§ PROBLEM TO WORK ON: Convert everything from the start of the listing down to the line containing "scallop (0, 153, 21, 167)", both ends included, into a JSON list of strings with one string per line and blank lines left out.

§ PROVIDED RECORDS:
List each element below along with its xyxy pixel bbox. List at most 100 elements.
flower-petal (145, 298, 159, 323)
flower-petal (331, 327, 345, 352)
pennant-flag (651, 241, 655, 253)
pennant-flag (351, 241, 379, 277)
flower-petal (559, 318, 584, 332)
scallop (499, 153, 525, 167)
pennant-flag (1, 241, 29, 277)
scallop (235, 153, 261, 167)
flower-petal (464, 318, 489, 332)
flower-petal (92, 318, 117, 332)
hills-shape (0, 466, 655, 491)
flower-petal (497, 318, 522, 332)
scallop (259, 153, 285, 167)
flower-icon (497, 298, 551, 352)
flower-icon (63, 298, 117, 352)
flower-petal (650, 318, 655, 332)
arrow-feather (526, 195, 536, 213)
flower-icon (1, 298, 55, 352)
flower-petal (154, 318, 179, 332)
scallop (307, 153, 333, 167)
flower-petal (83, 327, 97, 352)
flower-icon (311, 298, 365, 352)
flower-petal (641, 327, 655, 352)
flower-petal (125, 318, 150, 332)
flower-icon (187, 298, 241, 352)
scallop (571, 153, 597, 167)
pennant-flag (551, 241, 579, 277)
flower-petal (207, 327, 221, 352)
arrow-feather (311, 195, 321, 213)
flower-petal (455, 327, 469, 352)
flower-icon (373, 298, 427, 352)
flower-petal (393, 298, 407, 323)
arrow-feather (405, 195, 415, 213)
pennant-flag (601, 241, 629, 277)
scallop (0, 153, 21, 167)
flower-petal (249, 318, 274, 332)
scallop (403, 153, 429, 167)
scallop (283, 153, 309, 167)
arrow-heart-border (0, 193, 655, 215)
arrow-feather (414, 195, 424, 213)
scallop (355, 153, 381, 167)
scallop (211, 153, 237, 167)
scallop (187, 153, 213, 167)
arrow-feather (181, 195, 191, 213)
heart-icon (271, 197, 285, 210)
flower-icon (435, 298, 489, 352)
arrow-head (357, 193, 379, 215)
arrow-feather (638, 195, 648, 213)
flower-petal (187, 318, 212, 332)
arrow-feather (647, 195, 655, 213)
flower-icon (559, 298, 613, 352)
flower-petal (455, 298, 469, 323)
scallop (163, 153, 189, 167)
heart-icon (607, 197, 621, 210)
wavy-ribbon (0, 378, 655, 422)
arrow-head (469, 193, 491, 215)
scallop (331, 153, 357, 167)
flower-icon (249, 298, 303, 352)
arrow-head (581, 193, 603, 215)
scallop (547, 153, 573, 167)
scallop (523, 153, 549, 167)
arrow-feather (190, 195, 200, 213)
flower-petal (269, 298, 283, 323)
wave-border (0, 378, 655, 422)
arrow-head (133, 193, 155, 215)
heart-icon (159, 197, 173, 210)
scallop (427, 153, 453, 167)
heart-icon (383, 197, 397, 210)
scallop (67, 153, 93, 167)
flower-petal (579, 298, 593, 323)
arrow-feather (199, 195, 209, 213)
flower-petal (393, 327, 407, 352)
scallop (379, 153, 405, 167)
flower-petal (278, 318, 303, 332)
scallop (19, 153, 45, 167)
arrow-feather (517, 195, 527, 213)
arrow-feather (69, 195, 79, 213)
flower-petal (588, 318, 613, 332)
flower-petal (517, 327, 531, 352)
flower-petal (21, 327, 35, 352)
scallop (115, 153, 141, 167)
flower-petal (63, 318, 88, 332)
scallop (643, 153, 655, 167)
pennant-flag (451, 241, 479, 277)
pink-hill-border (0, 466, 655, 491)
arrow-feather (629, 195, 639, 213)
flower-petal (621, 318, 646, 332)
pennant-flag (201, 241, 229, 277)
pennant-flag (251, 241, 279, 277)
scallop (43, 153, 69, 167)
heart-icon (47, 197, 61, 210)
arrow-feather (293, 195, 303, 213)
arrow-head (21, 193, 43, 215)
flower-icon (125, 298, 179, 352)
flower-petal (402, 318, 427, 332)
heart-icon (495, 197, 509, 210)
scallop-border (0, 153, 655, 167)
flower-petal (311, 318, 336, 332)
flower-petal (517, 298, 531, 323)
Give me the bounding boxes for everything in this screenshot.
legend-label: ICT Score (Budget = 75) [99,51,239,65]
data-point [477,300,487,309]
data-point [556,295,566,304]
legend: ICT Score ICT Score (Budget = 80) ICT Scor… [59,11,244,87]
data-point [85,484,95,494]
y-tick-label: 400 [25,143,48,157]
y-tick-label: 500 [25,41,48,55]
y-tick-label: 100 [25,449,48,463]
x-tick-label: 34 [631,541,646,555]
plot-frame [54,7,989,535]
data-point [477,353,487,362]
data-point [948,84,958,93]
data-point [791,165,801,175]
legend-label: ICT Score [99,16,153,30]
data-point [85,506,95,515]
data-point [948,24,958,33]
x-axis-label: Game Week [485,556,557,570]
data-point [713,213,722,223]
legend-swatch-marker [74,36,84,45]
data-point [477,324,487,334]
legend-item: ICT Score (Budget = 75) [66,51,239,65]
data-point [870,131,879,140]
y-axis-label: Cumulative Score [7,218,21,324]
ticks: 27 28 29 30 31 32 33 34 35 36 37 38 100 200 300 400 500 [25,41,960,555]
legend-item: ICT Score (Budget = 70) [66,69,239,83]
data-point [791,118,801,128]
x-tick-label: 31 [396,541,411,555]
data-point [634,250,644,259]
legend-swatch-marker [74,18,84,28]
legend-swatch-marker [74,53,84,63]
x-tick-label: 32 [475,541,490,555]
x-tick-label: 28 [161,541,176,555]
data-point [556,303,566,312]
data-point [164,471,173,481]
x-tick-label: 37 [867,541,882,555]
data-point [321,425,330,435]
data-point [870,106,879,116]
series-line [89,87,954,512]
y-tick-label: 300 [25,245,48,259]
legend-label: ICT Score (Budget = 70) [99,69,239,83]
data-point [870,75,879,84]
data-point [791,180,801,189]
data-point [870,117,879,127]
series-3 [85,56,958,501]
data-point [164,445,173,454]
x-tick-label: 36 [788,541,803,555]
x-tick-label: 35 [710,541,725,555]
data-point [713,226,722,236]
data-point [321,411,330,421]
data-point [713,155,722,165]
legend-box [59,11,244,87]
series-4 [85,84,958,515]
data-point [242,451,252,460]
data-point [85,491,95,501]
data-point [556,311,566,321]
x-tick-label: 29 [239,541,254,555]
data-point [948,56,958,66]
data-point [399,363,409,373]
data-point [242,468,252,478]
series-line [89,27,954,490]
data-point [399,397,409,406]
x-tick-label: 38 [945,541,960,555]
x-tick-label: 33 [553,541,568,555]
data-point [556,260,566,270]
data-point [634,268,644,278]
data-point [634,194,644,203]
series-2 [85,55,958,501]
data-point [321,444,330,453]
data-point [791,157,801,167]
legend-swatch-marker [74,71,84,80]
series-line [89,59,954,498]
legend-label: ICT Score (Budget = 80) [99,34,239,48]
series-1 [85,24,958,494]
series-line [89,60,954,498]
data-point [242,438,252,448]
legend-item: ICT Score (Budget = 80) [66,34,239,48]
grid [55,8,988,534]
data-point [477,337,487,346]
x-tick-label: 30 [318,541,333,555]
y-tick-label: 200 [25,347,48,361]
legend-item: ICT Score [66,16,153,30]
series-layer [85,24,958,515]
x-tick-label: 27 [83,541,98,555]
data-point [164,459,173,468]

§ TASK OUTPUT:
[
  "List each element below along with its xyxy pixel bbox. List at most 100 elements.",
  "flower-petal (145, 298, 159, 323)",
  "flower-petal (331, 327, 345, 352)",
  "pennant-flag (651, 241, 655, 253)",
  "pennant-flag (351, 241, 379, 277)",
  "flower-petal (559, 318, 584, 332)",
  "scallop (499, 153, 525, 167)",
  "pennant-flag (1, 241, 29, 277)",
  "scallop (235, 153, 261, 167)",
  "flower-petal (464, 318, 489, 332)",
  "flower-petal (92, 318, 117, 332)",
  "hills-shape (0, 466, 655, 491)",
  "flower-petal (497, 318, 522, 332)",
  "scallop (259, 153, 285, 167)",
  "flower-icon (497, 298, 551, 352)",
  "flower-icon (63, 298, 117, 352)",
  "flower-petal (650, 318, 655, 332)",
  "arrow-feather (526, 195, 536, 213)",
  "flower-icon (1, 298, 55, 352)",
  "flower-petal (154, 318, 179, 332)",
  "scallop (307, 153, 333, 167)",
  "flower-petal (83, 327, 97, 352)",
  "flower-icon (311, 298, 365, 352)",
  "flower-petal (641, 327, 655, 352)",
  "flower-petal (125, 318, 150, 332)",
  "flower-icon (187, 298, 241, 352)",
  "scallop (571, 153, 597, 167)",
  "pennant-flag (551, 241, 579, 277)",
  "flower-petal (207, 327, 221, 352)",
  "arrow-feather (311, 195, 321, 213)",
  "flower-petal (455, 327, 469, 352)",
  "flower-icon (373, 298, 427, 352)",
  "flower-petal (393, 298, 407, 323)",
  "arrow-feather (405, 195, 415, 213)",
  "pennant-flag (601, 241, 629, 277)",
  "scallop (0, 153, 21, 167)"
]